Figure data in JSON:
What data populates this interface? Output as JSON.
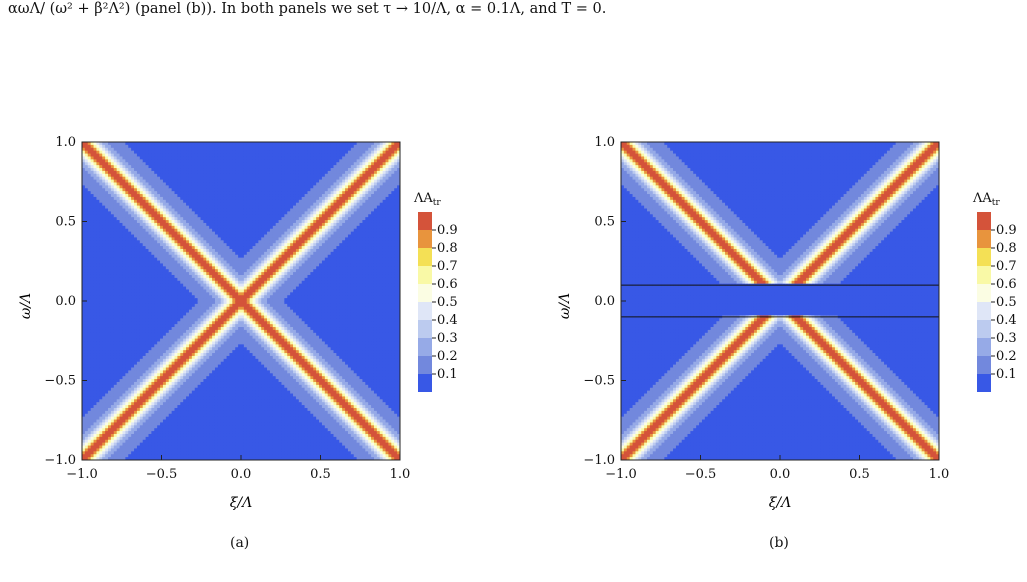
{
  "caption_line": "αωΛ/ (ω² + β²Λ²) (panel (b)). In both panels we set τ → 10/Λ, α = 0.1Λ, and T = 0.",
  "panels": [
    {
      "label": "(a)",
      "ylabel": "ω/Λ",
      "xlabel": "ξ/Λ"
    },
    {
      "label": "(b)",
      "ylabel": "ω/Λ",
      "xlabel": "ξ/Λ"
    }
  ],
  "colorbar": {
    "title": "ΛA",
    "title_sub": "tr",
    "ticks": [
      "0.9",
      "0.8",
      "0.7",
      "0.6",
      "0.5",
      "0.4",
      "0.3",
      "0.2",
      "0.1"
    ],
    "colors": [
      "#d4533a",
      "#e8943d",
      "#f4e055",
      "#f9f9a6",
      "#fbfde3",
      "#dfe6f7",
      "#bccbef",
      "#96aae7",
      "#7288dd",
      "#3858e6"
    ]
  },
  "chart_data": [
    {
      "type": "heatmap",
      "title": "",
      "xlabel": "ξ/Λ",
      "ylabel": "ω/Λ",
      "xlim": [
        -1.0,
        1.0
      ],
      "ylim": [
        -1.0,
        1.0
      ],
      "xticks": [
        "−1.0",
        "−0.5",
        "0.0",
        "0.5",
        "1.0"
      ],
      "yticks": [
        "1.0",
        "0.5",
        "0.0",
        "−0.5",
        "−1.0"
      ],
      "colorbar_label": "ΛA_tr",
      "levels": [
        0.1,
        0.2,
        0.3,
        0.4,
        0.5,
        0.6,
        0.7,
        0.8,
        0.9
      ],
      "feature": "high spectral weight along ω = ±ξ lines (X shape)",
      "gap": null
    },
    {
      "type": "heatmap",
      "title": "",
      "xlabel": "ξ/Λ",
      "ylabel": "ω/Λ",
      "xlim": [
        -1.0,
        1.0
      ],
      "ylim": [
        -1.0,
        1.0
      ],
      "xticks": [
        "−1.0",
        "−0.5",
        "0.0",
        "0.5",
        "1.0"
      ],
      "yticks": [
        "1.0",
        "0.5",
        "0.0",
        "−0.5",
        "−1.0"
      ],
      "colorbar_label": "ΛA_tr",
      "levels": [
        0.1,
        0.2,
        0.3,
        0.4,
        0.5,
        0.6,
        0.7,
        0.8,
        0.9
      ],
      "feature": "high spectral weight along ω = ±ξ lines (X shape)",
      "gap": [
        -0.1,
        0.1
      ]
    }
  ]
}
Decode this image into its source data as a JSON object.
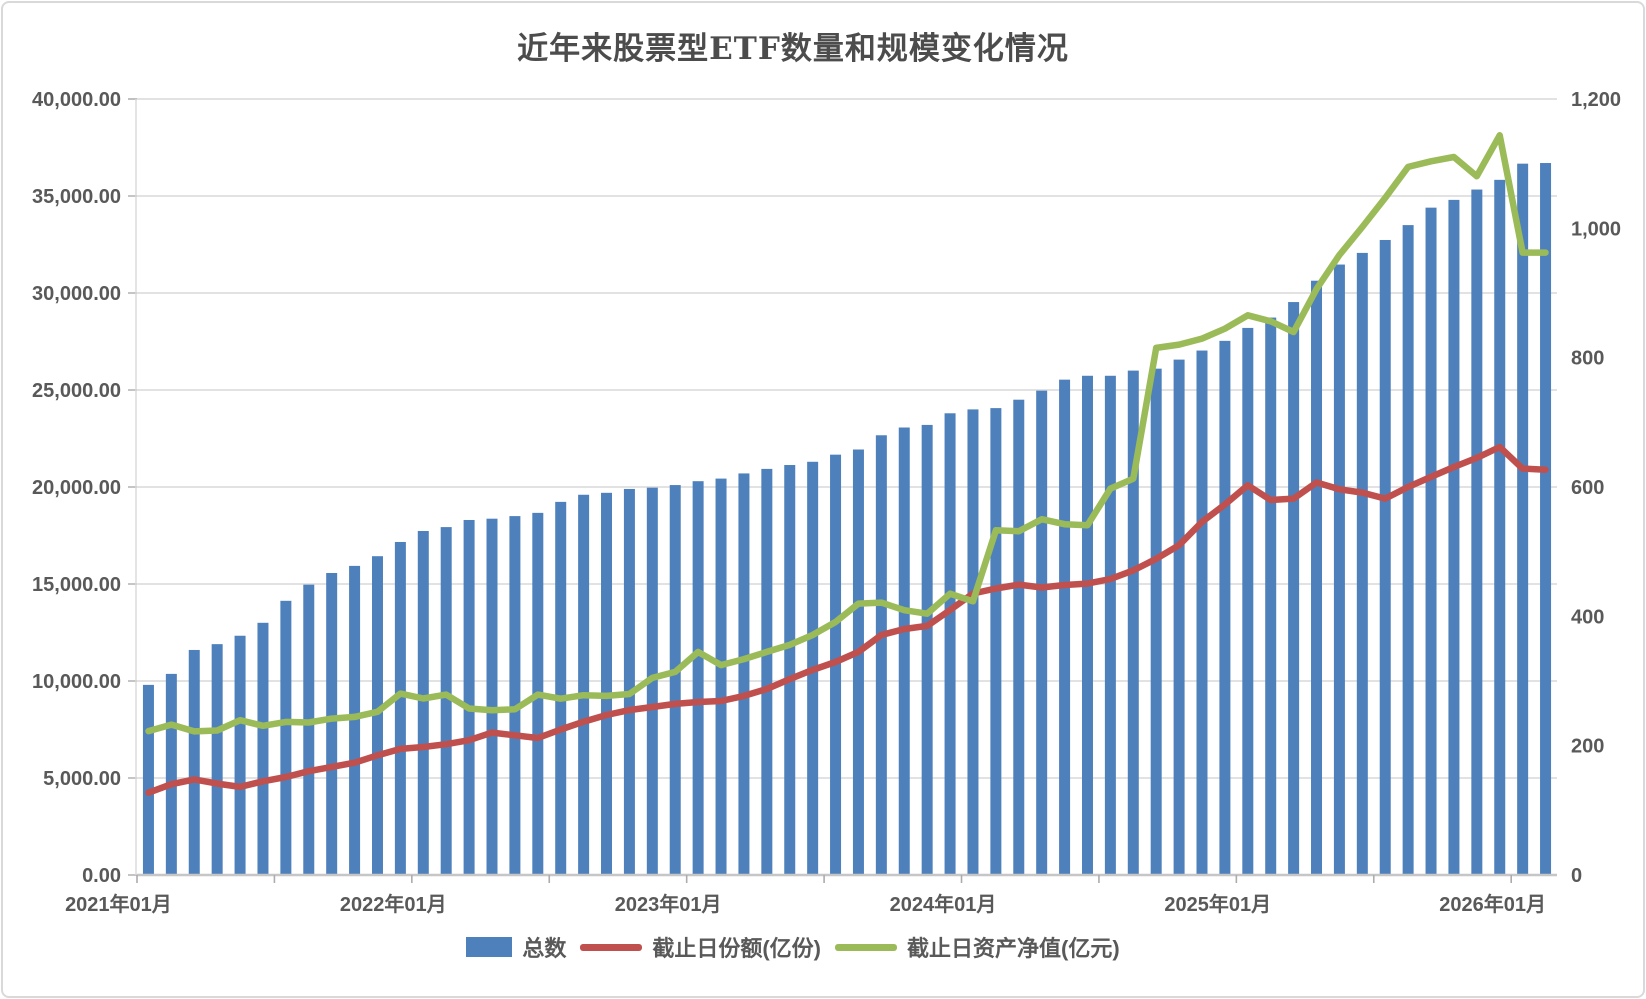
{
  "page": {
    "title": "近年来股票型ETF数量和规模变化情况"
  },
  "chart_data": {
    "type": "combo",
    "title": "近年来股票型ETF数量和规模变化情况",
    "grid": true,
    "legend_position": "bottom",
    "categories": [
      "2021-01",
      "2021-02",
      "2021-03",
      "2021-04",
      "2021-05",
      "2021-06",
      "2021-07",
      "2021-08",
      "2021-09",
      "2021-10",
      "2021-11",
      "2021-12",
      "2022-01",
      "2022-02",
      "2022-03",
      "2022-04",
      "2022-05",
      "2022-06",
      "2022-07",
      "2022-08",
      "2022-09",
      "2022-10",
      "2022-11",
      "2022-12",
      "2023-01",
      "2023-02",
      "2023-03",
      "2023-04",
      "2023-05",
      "2023-06",
      "2023-07",
      "2023-08",
      "2023-09",
      "2023-10",
      "2023-11",
      "2023-12",
      "2024-01",
      "2024-02",
      "2024-03",
      "2024-04",
      "2024-05",
      "2024-06",
      "2024-07",
      "2024-08",
      "2024-09",
      "2024-10",
      "2024-11",
      "2024-12",
      "2025-01",
      "2025-02",
      "2025-03",
      "2025-04",
      "2025-05",
      "2025-06",
      "2025-07",
      "2025-08",
      "2025-09",
      "2025-10",
      "2025-11",
      "2025-12",
      "2026-01",
      "2026-02"
    ],
    "x_axis": {
      "labels": [
        "2021年01月",
        "2022年01月",
        "2023年01月",
        "2024年01月",
        "2025年01月",
        "2026年01月"
      ],
      "label_indices": [
        0,
        12,
        24,
        36,
        48,
        60
      ],
      "tick_every": 6
    },
    "left_axis": {
      "min": 0,
      "max": 40000,
      "step": 5000,
      "tick_labels": [
        "0.00",
        "5,000.00",
        "10,000.00",
        "15,000.00",
        "20,000.00",
        "25,000.00",
        "30,000.00",
        "35,000.00",
        "40,000.00"
      ]
    },
    "right_axis": {
      "min": 0,
      "max": 1200,
      "step": 200,
      "tick_labels": [
        "0",
        "200",
        "400",
        "600",
        "800",
        "1,000",
        "1,200"
      ]
    },
    "series": [
      {
        "name": "总数",
        "type": "bar",
        "axis": "right",
        "color": "#4E81BC",
        "values": [
          294,
          311,
          348,
          357,
          370,
          390,
          424,
          449,
          467,
          478,
          493,
          515,
          532,
          538,
          549,
          551,
          555,
          560,
          577,
          588,
          591,
          597,
          599,
          603,
          609,
          613,
          621,
          628,
          634,
          639,
          650,
          658,
          680,
          692,
          696,
          714,
          720,
          722,
          735,
          749,
          766,
          772,
          772,
          780,
          783,
          797,
          811,
          826,
          846,
          862,
          886,
          919,
          944,
          962,
          982,
          1005,
          1032,
          1044,
          1060,
          1075,
          1100,
          1101
        ]
      },
      {
        "name": "截止日份额(亿份)",
        "type": "line",
        "axis": "left",
        "color": "#C0504D",
        "values": [
          4240,
          4680,
          4930,
          4710,
          4540,
          4830,
          5050,
          5350,
          5570,
          5790,
          6170,
          6500,
          6600,
          6740,
          6950,
          7340,
          7200,
          7060,
          7500,
          7900,
          8250,
          8500,
          8660,
          8820,
          8920,
          8970,
          9230,
          9590,
          10100,
          10570,
          10980,
          11500,
          12370,
          12680,
          12840,
          13660,
          14510,
          14770,
          14970,
          14820,
          14950,
          15020,
          15260,
          15700,
          16300,
          17000,
          18200,
          19100,
          20090,
          19330,
          19400,
          20230,
          19880,
          19710,
          19400,
          20000,
          20520,
          21030,
          21500,
          22060,
          20950,
          20890
        ]
      },
      {
        "name": "截止日资产净值(亿元)",
        "type": "line",
        "axis": "left",
        "color": "#9BBB59",
        "values": [
          7420,
          7750,
          7400,
          7450,
          7980,
          7690,
          7890,
          7860,
          8060,
          8150,
          8410,
          9350,
          9100,
          9300,
          8580,
          8490,
          8540,
          9300,
          9090,
          9270,
          9230,
          9330,
          10160,
          10470,
          11500,
          10820,
          11130,
          11500,
          11860,
          12370,
          13040,
          13990,
          14040,
          13650,
          13470,
          14500,
          14110,
          17770,
          17720,
          18340,
          18080,
          18030,
          19920,
          20430,
          27170,
          27340,
          27650,
          28160,
          28850,
          28540,
          27990,
          30200,
          31960,
          33400,
          34900,
          36500,
          36790,
          37010,
          36020,
          38130,
          32080,
          32080
        ]
      }
    ],
    "colors": {
      "grid": "#D9D9D9",
      "axis_line": "#C6C6C6",
      "tick": "#ACACAC",
      "text": "#595959"
    }
  }
}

* CHALLENGE *
Transcribe the records above verbatim. Do not carry over any picture.

* FINAL ANSWER *
What data populates this interface? Output as JSON.
{
  "caption_line": "αωΛ/ (ω² + β²Λ²) (panel (b)). In both panels we set τ → 10/Λ, α = 0.1Λ, and T = 0.",
  "panels": [
    {
      "label": "(a)",
      "ylabel": "ω/Λ",
      "xlabel": "ξ/Λ"
    },
    {
      "label": "(b)",
      "ylabel": "ω/Λ",
      "xlabel": "ξ/Λ"
    }
  ],
  "colorbar": {
    "title": "ΛA",
    "title_sub": "tr",
    "ticks": [
      "0.9",
      "0.8",
      "0.7",
      "0.6",
      "0.5",
      "0.4",
      "0.3",
      "0.2",
      "0.1"
    ],
    "colors": [
      "#d4533a",
      "#e8943d",
      "#f4e055",
      "#f9f9a6",
      "#fbfde3",
      "#dfe6f7",
      "#bccbef",
      "#96aae7",
      "#7288dd",
      "#3858e6"
    ]
  },
  "chart_data": [
    {
      "type": "heatmap",
      "title": "",
      "xlabel": "ξ/Λ",
      "ylabel": "ω/Λ",
      "xlim": [
        -1.0,
        1.0
      ],
      "ylim": [
        -1.0,
        1.0
      ],
      "xticks": [
        "−1.0",
        "−0.5",
        "0.0",
        "0.5",
        "1.0"
      ],
      "yticks": [
        "1.0",
        "0.5",
        "0.0",
        "−0.5",
        "−1.0"
      ],
      "colorbar_label": "ΛA_tr",
      "levels": [
        0.1,
        0.2,
        0.3,
        0.4,
        0.5,
        0.6,
        0.7,
        0.8,
        0.9
      ],
      "feature": "high spectral weight along ω = ±ξ lines (X shape)",
      "gap": null
    },
    {
      "type": "heatmap",
      "title": "",
      "xlabel": "ξ/Λ",
      "ylabel": "ω/Λ",
      "xlim": [
        -1.0,
        1.0
      ],
      "ylim": [
        -1.0,
        1.0
      ],
      "xticks": [
        "−1.0",
        "−0.5",
        "0.0",
        "0.5",
        "1.0"
      ],
      "yticks": [
        "1.0",
        "0.5",
        "0.0",
        "−0.5",
        "−1.0"
      ],
      "colorbar_label": "ΛA_tr",
      "levels": [
        0.1,
        0.2,
        0.3,
        0.4,
        0.5,
        0.6,
        0.7,
        0.8,
        0.9
      ],
      "feature": "high spectral weight along ω = ±ξ lines (X shape)",
      "gap": [
        -0.1,
        0.1
      ]
    }
  ]
}
Decode this image into its source data as a JSON object.
{
  "page": {
    "title": "近年来股票型ETF数量和规模变化情况"
  },
  "chart_data": {
    "type": "combo",
    "title": "近年来股票型ETF数量和规模变化情况",
    "grid": true,
    "legend_position": "bottom",
    "categories": [
      "2021-01",
      "2021-02",
      "2021-03",
      "2021-04",
      "2021-05",
      "2021-06",
      "2021-07",
      "2021-08",
      "2021-09",
      "2021-10",
      "2021-11",
      "2021-12",
      "2022-01",
      "2022-02",
      "2022-03",
      "2022-04",
      "2022-05",
      "2022-06",
      "2022-07",
      "2022-08",
      "2022-09",
      "2022-10",
      "2022-11",
      "2022-12",
      "2023-01",
      "2023-02",
      "2023-03",
      "2023-04",
      "2023-05",
      "2023-06",
      "2023-07",
      "2023-08",
      "2023-09",
      "2023-10",
      "2023-11",
      "2023-12",
      "2024-01",
      "2024-02",
      "2024-03",
      "2024-04",
      "2024-05",
      "2024-06",
      "2024-07",
      "2024-08",
      "2024-09",
      "2024-10",
      "2024-11",
      "2024-12",
      "2025-01",
      "2025-02",
      "2025-03",
      "2025-04",
      "2025-05",
      "2025-06",
      "2025-07",
      "2025-08",
      "2025-09",
      "2025-10",
      "2025-11",
      "2025-12",
      "2026-01",
      "2026-02"
    ],
    "x_axis": {
      "labels": [
        "2021年01月",
        "2022年01月",
        "2023年01月",
        "2024年01月",
        "2025年01月",
        "2026年01月"
      ],
      "label_indices": [
        0,
        12,
        24,
        36,
        48,
        60
      ],
      "tick_every": 6
    },
    "left_axis": {
      "min": 0,
      "max": 40000,
      "step": 5000,
      "tick_labels": [
        "0.00",
        "5,000.00",
        "10,000.00",
        "15,000.00",
        "20,000.00",
        "25,000.00",
        "30,000.00",
        "35,000.00",
        "40,000.00"
      ]
    },
    "right_axis": {
      "min": 0,
      "max": 1200,
      "step": 200,
      "tick_labels": [
        "0",
        "200",
        "400",
        "600",
        "800",
        "1,000",
        "1,200"
      ]
    },
    "series": [
      {
        "name": "总数",
        "type": "bar",
        "axis": "right",
        "color": "#4E81BC",
        "values": [
          294,
          311,
          348,
          357,
          370,
          390,
          424,
          449,
          467,
          478,
          493,
          515,
          532,
          538,
          549,
          551,
          555,
          560,
          577,
          588,
          591,
          597,
          599,
          603,
          609,
          613,
          621,
          628,
          634,
          639,
          650,
          658,
          680,
          692,
          696,
          714,
          720,
          722,
          735,
          749,
          766,
          772,
          772,
          780,
          783,
          797,
          811,
          826,
          846,
          862,
          886,
          919,
          944,
          962,
          982,
          1005,
          1032,
          1044,
          1060,
          1075,
          1100,
          1101
        ]
      },
      {
        "name": "截止日份额(亿份)",
        "type": "line",
        "axis": "left",
        "color": "#C0504D",
        "values": [
          4240,
          4680,
          4930,
          4710,
          4540,
          4830,
          5050,
          5350,
          5570,
          5790,
          6170,
          6500,
          6600,
          6740,
          6950,
          7340,
          7200,
          7060,
          7500,
          7900,
          8250,
          8500,
          8660,
          8820,
          8920,
          8970,
          9230,
          9590,
          10100,
          10570,
          10980,
          11500,
          12370,
          12680,
          12840,
          13660,
          14510,
          14770,
          14970,
          14820,
          14950,
          15020,
          15260,
          15700,
          16300,
          17000,
          18200,
          19100,
          20090,
          19330,
          19400,
          20230,
          19880,
          19710,
          19400,
          20000,
          20520,
          21030,
          21500,
          22060,
          20950,
          20890
        ]
      },
      {
        "name": "截止日资产净值(亿元)",
        "type": "line",
        "axis": "left",
        "color": "#9BBB59",
        "values": [
          7420,
          7750,
          7400,
          7450,
          7980,
          7690,
          7890,
          7860,
          8060,
          8150,
          8410,
          9350,
          9100,
          9300,
          8580,
          8490,
          8540,
          9300,
          9090,
          9270,
          9230,
          9330,
          10160,
          10470,
          11500,
          10820,
          11130,
          11500,
          11860,
          12370,
          13040,
          13990,
          14040,
          13650,
          13470,
          14500,
          14110,
          17770,
          17720,
          18340,
          18080,
          18030,
          19920,
          20430,
          27170,
          27340,
          27650,
          28160,
          28850,
          28540,
          27990,
          30200,
          31960,
          33400,
          34900,
          36500,
          36790,
          37010,
          36020,
          38130,
          32080,
          32080
        ]
      }
    ],
    "colors": {
      "grid": "#D9D9D9",
      "axis_line": "#C6C6C6",
      "tick": "#ACACAC",
      "text": "#595959"
    }
  }
}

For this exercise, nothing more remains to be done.